For this exercise, copy out each line of the material below that includes "Коханово".

## Start RECORDS SHOWN

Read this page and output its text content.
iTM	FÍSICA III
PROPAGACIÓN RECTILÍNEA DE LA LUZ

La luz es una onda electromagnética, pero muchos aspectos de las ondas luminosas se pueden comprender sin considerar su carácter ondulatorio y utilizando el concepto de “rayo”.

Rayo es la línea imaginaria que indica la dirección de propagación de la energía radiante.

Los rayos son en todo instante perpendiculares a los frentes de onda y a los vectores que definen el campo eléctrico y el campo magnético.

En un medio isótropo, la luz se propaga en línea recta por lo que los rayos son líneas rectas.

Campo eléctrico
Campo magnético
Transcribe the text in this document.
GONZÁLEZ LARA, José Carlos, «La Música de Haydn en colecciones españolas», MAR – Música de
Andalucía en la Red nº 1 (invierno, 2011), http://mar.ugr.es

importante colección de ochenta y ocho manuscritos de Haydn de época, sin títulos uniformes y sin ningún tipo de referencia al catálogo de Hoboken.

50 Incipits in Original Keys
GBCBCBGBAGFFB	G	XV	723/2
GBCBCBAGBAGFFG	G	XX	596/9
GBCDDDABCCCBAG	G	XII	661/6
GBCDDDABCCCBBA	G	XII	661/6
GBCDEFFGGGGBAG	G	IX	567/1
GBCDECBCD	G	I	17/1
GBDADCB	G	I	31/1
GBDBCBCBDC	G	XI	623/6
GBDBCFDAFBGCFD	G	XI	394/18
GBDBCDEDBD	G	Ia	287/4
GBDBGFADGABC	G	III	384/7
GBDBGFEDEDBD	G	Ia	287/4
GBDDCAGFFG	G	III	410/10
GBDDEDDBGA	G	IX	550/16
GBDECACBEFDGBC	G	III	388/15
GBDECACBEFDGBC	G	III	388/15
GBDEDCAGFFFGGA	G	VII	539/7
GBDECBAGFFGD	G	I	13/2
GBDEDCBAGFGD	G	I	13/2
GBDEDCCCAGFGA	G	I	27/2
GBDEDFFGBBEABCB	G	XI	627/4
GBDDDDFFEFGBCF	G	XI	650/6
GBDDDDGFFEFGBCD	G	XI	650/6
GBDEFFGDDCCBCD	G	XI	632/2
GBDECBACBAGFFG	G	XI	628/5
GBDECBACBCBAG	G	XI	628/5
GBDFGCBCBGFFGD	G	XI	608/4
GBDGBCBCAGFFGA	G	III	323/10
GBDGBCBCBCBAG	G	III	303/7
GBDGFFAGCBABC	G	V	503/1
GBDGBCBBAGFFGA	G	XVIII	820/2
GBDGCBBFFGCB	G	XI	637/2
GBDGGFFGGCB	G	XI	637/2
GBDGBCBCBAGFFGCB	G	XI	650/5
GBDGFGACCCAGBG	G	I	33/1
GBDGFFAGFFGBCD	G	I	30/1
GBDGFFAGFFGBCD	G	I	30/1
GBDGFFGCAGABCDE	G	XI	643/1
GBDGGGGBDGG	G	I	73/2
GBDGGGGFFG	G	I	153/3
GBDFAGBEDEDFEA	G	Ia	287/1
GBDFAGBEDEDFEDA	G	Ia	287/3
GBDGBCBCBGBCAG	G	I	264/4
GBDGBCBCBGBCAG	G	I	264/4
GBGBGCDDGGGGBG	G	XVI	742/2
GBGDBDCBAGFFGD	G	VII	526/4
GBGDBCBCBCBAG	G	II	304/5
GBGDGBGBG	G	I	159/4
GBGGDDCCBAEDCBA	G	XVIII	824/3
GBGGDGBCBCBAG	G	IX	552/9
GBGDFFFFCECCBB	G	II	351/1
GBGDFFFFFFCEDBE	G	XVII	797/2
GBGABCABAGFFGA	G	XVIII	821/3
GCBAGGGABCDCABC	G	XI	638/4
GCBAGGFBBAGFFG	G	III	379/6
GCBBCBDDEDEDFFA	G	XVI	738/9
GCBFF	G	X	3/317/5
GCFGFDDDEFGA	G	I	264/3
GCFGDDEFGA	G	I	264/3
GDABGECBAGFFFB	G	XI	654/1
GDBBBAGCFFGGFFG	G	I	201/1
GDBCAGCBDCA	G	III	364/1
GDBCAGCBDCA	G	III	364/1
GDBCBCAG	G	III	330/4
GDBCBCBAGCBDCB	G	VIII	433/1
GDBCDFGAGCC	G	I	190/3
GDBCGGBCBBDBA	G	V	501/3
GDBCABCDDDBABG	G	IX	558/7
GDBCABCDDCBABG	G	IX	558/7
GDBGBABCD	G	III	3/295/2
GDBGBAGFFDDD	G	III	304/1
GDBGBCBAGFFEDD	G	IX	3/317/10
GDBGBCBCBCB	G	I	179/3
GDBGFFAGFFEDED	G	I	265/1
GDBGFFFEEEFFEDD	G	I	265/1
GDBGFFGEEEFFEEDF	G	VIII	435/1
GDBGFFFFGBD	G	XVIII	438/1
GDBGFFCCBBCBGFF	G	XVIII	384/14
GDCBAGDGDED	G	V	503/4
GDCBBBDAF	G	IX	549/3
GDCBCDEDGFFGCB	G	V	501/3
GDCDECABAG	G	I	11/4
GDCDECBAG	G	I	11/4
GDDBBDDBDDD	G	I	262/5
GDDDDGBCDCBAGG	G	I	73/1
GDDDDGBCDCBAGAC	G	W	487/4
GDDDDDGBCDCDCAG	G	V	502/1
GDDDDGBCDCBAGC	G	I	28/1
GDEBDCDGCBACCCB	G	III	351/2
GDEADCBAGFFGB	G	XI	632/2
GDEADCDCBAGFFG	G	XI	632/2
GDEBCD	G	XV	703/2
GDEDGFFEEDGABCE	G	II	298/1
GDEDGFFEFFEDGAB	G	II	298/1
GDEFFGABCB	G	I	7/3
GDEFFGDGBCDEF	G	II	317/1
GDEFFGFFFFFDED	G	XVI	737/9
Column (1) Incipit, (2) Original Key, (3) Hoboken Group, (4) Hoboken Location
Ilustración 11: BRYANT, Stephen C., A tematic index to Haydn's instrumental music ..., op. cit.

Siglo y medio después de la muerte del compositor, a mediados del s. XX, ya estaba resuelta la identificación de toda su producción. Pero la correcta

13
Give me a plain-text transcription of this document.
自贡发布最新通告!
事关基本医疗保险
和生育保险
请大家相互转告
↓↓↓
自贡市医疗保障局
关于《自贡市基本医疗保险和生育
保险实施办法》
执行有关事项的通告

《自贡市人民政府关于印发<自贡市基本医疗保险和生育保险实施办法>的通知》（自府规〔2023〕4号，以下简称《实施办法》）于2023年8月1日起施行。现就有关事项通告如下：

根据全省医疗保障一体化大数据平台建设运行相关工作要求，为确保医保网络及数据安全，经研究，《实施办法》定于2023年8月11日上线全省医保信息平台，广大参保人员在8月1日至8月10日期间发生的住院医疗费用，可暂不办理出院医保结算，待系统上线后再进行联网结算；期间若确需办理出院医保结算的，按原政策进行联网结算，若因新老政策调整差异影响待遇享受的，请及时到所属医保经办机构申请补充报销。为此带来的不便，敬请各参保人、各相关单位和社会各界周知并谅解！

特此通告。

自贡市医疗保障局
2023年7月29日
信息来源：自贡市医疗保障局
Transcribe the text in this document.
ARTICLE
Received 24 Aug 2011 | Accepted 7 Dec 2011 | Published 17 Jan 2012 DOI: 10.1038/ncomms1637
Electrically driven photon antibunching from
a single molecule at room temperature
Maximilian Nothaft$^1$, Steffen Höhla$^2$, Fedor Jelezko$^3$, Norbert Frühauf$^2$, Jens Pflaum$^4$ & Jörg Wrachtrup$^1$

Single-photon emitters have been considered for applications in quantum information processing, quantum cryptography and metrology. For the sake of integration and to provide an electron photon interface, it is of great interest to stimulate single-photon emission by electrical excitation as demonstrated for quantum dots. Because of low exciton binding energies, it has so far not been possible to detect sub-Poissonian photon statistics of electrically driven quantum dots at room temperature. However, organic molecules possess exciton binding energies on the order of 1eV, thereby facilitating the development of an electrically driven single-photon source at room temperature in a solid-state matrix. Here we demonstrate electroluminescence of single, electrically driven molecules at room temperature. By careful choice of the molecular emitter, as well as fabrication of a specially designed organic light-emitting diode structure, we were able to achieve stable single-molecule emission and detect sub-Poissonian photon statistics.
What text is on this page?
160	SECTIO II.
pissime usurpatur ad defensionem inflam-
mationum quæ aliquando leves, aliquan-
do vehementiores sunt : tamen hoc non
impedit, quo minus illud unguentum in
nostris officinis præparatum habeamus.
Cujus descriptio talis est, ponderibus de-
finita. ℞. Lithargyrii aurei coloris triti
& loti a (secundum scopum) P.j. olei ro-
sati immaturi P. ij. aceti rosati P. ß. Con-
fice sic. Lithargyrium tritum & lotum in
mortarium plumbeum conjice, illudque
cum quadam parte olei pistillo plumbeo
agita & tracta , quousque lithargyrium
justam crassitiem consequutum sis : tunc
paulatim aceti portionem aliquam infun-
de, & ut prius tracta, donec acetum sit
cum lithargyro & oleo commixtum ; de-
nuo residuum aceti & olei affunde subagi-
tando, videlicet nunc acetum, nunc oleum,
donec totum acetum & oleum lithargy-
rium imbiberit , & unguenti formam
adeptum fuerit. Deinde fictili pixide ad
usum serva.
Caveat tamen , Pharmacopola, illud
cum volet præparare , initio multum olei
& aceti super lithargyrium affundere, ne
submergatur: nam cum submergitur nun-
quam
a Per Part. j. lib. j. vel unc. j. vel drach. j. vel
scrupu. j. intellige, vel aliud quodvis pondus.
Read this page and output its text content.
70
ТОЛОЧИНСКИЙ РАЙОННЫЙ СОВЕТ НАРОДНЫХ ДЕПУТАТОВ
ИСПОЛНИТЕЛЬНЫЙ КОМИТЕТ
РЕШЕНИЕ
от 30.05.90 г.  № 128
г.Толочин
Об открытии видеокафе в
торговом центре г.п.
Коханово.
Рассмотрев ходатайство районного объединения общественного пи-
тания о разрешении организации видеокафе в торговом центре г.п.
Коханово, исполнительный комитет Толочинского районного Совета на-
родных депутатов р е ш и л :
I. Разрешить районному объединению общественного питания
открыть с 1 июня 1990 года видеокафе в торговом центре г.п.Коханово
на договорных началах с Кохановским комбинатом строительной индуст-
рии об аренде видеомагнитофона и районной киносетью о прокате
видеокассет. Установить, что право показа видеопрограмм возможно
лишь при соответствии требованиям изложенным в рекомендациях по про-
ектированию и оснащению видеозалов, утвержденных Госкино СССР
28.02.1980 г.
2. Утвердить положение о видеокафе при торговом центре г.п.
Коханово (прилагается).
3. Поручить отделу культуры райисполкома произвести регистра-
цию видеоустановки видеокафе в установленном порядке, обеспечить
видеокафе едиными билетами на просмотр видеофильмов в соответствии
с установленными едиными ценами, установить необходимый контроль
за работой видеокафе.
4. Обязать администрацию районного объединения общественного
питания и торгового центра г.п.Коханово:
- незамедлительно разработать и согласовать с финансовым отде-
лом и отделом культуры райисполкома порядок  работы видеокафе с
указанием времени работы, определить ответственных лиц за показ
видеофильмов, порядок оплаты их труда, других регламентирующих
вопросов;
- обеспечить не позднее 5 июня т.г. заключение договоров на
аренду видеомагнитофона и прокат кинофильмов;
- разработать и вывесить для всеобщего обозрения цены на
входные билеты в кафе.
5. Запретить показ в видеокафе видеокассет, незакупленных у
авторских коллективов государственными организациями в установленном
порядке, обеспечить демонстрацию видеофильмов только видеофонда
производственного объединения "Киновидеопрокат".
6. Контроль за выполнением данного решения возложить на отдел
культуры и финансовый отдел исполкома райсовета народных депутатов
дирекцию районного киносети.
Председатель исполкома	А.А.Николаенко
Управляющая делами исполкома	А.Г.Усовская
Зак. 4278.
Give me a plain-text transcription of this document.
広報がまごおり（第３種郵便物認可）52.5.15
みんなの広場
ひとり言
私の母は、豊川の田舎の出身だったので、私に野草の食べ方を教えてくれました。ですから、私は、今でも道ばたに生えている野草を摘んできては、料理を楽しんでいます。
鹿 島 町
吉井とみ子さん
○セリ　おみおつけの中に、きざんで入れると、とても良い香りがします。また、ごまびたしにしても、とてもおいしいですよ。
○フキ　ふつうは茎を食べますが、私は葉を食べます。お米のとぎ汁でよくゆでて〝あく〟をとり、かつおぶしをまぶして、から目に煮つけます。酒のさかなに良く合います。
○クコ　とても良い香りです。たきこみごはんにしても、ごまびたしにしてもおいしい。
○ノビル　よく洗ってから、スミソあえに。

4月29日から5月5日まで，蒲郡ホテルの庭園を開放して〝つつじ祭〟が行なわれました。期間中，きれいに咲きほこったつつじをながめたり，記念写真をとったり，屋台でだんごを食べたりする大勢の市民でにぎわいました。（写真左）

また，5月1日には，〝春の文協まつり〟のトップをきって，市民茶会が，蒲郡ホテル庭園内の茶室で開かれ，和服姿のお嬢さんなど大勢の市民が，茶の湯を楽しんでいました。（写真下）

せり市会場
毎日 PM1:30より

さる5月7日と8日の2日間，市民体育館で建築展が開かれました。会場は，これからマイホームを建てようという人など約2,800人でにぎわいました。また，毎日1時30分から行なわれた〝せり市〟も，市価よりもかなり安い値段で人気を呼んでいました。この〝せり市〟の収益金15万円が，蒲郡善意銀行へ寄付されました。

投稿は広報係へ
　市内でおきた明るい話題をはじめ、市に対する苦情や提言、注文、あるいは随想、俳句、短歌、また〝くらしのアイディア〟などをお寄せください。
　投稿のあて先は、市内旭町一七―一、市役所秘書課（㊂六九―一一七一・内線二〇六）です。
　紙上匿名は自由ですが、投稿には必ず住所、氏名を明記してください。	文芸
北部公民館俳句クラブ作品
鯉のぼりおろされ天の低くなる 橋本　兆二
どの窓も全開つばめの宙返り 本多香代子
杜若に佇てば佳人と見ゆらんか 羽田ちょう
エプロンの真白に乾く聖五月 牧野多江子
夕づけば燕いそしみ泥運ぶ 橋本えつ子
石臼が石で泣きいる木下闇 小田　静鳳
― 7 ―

## End RECORDS SHOWN

__WRITTEN SOLUTION__:
Коханово.
Коханово, исполнительный комитет Толочинского районного Совета на-
открыть с 1 июня 1990 года видеокафе в торговом центре г.п.Коханово
Коханово (прилагается).
питания и торгового центра г.п.Коханово:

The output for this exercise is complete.